Stored data
+ + + + + + +

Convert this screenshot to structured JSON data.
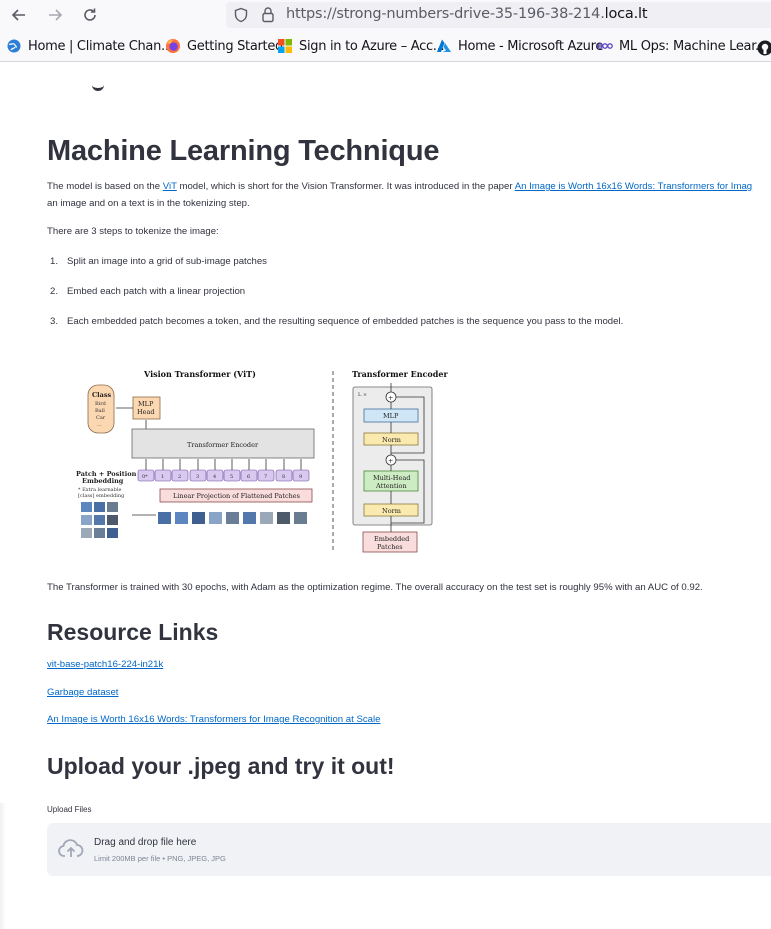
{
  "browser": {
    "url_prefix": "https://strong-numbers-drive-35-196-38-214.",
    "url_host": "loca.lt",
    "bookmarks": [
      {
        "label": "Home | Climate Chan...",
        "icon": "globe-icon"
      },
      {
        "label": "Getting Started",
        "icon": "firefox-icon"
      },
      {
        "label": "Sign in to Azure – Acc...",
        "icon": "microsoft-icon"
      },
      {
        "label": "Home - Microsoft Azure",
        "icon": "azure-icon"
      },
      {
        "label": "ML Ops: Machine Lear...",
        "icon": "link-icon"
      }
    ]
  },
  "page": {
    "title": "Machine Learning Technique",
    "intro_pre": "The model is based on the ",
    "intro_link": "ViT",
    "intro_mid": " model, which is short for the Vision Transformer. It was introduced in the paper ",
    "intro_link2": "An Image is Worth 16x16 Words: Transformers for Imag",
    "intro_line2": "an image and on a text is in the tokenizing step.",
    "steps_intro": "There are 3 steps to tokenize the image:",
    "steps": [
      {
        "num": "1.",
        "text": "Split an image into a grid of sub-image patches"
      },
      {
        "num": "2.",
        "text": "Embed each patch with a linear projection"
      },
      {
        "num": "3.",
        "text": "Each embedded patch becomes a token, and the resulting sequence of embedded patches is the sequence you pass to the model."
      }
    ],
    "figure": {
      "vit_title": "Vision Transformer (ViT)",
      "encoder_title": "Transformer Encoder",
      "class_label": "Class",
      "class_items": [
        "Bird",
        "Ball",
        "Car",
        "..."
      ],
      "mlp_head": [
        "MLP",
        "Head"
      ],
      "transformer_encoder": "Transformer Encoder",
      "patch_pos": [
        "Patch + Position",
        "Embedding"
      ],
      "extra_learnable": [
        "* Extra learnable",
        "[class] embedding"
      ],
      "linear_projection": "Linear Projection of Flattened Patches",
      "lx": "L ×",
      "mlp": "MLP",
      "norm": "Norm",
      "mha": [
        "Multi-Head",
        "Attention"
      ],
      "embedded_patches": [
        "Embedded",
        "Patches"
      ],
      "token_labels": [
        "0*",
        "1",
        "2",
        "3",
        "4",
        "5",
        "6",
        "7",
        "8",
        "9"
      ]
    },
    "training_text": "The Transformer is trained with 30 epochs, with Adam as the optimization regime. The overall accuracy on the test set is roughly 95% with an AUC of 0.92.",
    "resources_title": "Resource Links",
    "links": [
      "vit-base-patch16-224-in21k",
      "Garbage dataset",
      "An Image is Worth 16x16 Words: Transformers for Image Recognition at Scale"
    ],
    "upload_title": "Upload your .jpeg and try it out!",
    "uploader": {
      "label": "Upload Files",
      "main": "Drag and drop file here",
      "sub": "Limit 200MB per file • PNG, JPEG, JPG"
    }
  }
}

+ + + + + + +

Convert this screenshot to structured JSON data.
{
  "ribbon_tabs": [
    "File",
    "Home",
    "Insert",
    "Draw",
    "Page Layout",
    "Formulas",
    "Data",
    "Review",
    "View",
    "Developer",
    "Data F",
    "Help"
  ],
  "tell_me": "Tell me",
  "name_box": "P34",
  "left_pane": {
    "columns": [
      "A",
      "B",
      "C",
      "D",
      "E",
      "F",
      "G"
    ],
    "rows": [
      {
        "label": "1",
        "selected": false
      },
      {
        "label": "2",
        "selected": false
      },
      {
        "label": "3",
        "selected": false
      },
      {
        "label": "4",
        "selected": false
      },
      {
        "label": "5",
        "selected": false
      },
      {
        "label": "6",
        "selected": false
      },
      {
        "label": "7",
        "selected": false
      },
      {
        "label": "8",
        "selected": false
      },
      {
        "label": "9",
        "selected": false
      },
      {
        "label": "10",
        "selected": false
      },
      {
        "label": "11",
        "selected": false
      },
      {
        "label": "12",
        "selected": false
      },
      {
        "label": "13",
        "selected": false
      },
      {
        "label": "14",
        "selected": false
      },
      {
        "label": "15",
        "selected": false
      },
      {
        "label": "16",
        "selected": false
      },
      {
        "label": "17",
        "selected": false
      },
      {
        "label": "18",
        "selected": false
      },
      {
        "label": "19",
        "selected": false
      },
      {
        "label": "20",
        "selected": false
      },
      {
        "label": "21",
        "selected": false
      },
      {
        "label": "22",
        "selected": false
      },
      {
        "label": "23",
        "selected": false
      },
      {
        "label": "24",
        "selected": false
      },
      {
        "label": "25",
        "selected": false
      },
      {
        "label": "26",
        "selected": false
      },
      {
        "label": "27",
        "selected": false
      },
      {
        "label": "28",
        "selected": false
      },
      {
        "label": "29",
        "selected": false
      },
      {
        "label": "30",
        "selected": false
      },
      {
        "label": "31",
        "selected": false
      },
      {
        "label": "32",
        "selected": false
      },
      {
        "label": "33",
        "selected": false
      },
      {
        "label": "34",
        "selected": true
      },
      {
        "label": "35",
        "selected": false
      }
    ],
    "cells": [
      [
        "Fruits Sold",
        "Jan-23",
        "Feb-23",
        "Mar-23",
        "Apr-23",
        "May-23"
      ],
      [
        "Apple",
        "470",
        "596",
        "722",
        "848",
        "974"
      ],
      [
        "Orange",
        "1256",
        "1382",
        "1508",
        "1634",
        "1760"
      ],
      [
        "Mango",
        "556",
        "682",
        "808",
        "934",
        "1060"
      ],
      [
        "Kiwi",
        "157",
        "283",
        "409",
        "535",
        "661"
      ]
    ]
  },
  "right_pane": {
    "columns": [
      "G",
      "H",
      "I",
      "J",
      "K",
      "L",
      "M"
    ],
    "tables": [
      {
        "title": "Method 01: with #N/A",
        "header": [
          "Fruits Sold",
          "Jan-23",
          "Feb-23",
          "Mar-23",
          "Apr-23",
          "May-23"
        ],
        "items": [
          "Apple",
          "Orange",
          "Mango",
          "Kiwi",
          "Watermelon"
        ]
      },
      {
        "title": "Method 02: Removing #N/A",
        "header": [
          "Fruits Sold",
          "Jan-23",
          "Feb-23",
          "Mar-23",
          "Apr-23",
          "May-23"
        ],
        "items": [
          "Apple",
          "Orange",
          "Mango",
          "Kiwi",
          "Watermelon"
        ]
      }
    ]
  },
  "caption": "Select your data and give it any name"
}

+ + + + + + +

■ GOAL ■
Which lines in the listing above hold the word "Worth"? Show each of them.

■ ANSWER FOR THE TASK ■
    "intro_link2": "An Image is Worth 16x16 Words: Transformers for Imag",
      "An Image is Worth 16x16 Words: Transformers for Image Recognition at Scale"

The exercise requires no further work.